* **TASK TO COMPLETE**
Copy all lines in which the word "against" can be found.

◆ ◆ ◆ ◆ ◆ ◆ ◆

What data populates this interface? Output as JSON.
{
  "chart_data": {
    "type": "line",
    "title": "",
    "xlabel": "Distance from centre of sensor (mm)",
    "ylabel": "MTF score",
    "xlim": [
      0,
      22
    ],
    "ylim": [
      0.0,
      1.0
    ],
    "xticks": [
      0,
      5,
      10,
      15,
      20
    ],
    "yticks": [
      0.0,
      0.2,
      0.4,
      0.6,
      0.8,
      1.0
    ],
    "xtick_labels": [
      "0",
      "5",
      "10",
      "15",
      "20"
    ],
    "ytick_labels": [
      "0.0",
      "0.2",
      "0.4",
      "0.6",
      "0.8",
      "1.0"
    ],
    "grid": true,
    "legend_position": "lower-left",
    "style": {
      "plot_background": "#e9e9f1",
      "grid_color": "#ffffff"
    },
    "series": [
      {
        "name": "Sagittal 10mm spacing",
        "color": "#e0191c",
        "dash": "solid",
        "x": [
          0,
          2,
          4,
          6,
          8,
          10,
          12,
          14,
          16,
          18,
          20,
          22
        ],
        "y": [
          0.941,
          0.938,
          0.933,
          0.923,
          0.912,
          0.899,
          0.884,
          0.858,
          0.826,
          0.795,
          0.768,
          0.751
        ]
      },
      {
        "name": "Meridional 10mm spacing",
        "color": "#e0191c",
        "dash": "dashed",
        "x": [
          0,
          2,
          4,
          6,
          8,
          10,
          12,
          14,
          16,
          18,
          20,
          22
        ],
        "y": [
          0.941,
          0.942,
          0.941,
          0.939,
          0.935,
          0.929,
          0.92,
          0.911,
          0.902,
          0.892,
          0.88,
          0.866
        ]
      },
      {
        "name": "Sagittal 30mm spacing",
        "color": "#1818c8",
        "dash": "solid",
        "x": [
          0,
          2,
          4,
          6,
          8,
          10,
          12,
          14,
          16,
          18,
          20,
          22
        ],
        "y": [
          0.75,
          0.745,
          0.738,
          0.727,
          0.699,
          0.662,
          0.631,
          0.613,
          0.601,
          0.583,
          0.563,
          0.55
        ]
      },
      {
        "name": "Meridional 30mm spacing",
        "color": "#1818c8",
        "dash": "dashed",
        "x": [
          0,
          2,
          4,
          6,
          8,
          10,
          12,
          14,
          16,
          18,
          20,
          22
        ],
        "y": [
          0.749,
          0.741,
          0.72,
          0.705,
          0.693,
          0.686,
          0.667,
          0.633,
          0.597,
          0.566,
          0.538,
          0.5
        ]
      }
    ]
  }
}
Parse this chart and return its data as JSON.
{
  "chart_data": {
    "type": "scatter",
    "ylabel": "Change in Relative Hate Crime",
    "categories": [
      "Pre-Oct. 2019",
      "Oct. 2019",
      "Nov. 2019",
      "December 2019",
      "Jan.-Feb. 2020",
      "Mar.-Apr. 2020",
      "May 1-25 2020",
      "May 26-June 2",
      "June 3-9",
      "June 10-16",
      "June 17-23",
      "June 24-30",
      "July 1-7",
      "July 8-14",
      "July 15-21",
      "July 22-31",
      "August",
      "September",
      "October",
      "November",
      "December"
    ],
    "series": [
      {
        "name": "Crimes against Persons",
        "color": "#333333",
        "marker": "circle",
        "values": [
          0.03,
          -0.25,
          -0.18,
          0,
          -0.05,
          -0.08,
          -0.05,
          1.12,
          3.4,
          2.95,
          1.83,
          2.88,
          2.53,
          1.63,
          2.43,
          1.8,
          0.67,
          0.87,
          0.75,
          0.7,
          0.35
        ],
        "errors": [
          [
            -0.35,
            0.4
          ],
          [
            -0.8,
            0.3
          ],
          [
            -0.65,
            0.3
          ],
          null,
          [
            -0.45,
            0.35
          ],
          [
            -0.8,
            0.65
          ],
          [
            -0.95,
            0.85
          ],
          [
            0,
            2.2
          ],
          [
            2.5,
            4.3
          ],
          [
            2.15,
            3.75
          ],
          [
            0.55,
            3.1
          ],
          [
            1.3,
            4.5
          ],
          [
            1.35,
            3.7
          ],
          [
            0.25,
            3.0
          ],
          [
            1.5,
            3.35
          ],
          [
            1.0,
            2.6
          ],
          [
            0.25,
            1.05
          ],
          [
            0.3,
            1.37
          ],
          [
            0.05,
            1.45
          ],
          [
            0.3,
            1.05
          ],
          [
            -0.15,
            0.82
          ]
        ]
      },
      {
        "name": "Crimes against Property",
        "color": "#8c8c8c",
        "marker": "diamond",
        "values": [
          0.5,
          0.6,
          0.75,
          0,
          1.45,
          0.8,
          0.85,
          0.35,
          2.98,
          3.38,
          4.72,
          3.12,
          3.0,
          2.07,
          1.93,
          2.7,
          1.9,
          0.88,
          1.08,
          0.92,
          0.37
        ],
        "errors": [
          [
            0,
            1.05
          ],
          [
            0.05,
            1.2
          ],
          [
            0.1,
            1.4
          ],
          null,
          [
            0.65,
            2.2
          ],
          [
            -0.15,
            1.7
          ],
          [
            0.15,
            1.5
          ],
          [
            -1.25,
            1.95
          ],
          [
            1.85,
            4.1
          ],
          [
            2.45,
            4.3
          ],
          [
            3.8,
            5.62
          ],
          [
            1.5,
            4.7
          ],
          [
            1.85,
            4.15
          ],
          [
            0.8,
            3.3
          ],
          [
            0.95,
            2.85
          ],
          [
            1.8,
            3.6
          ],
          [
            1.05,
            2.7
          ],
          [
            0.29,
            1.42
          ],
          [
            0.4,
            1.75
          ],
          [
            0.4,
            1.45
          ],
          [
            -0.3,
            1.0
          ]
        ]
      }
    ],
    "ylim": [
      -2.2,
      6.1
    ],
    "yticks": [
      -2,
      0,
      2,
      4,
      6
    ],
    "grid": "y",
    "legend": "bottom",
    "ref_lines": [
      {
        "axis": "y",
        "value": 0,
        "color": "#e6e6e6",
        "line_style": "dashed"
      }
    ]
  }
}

◆ ◆ ◆ ◆ ◆ ◆ ◆

* **CORRECT RESULT**
        "name": "Crimes against Persons",
        "name": "Crimes against Property",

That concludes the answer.